> Direction
Only lines with the string "JSON" matter here; gather them from the material below.

++++ Extracted information ++++

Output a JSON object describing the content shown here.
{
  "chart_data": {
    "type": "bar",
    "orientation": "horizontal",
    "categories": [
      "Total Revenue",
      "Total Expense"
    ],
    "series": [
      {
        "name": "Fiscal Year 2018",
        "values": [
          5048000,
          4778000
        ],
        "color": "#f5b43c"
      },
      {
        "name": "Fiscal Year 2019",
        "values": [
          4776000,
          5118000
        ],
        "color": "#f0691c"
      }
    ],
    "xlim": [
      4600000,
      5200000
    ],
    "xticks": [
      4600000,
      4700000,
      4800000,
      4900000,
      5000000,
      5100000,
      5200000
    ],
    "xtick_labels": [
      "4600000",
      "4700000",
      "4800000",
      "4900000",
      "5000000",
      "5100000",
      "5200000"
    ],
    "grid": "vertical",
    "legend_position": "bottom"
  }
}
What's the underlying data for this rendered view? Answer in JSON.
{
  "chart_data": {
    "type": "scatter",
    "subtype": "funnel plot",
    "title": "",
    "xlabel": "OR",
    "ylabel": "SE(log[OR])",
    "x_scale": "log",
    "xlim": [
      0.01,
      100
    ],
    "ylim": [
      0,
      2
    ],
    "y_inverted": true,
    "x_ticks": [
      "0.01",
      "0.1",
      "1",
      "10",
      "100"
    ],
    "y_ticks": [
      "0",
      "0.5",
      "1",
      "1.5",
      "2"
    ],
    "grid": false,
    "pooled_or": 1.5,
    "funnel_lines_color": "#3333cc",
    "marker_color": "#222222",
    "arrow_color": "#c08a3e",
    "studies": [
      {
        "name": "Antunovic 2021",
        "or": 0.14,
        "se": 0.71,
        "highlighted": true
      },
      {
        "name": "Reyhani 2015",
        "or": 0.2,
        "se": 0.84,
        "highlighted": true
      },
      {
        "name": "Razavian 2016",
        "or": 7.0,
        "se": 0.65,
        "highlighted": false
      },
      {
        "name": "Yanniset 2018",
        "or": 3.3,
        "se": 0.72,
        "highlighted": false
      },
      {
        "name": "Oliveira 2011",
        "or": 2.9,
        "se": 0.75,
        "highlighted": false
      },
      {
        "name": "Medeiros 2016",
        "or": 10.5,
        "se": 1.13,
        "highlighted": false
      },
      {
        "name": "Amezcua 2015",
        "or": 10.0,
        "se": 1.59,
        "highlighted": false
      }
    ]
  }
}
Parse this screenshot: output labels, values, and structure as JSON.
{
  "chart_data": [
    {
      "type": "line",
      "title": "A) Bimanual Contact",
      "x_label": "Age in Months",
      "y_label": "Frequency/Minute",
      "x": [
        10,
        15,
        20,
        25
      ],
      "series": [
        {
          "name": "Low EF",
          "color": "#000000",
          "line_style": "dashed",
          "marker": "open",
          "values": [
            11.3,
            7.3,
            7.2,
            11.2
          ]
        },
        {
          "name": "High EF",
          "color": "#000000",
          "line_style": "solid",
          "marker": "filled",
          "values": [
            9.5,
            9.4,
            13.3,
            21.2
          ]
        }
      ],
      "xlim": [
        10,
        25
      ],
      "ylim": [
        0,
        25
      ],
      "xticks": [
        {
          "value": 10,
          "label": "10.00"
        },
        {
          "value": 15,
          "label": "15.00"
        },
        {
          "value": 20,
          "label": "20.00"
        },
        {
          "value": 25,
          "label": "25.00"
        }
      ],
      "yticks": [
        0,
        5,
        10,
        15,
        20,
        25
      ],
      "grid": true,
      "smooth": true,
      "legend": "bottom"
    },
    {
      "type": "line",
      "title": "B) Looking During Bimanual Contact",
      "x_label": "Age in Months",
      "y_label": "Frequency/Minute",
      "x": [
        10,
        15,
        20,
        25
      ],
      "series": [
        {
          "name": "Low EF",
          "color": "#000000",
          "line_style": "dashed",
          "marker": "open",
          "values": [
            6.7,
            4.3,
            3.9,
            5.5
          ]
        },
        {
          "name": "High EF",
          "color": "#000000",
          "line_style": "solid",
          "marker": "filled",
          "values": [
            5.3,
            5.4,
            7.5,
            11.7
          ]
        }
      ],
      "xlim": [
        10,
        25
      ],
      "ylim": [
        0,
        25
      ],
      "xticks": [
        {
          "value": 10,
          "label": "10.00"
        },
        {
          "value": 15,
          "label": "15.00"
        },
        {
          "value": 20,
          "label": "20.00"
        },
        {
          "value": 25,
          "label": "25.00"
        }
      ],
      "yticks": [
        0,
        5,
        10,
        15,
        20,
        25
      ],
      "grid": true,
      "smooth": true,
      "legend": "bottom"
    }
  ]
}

++++

> Result for this task
Output a JSON object describing the content shown here.
What's the underlying data for this rendered view? Answer in JSON.
Parse this screenshot: output labels, values, and structure as JSON.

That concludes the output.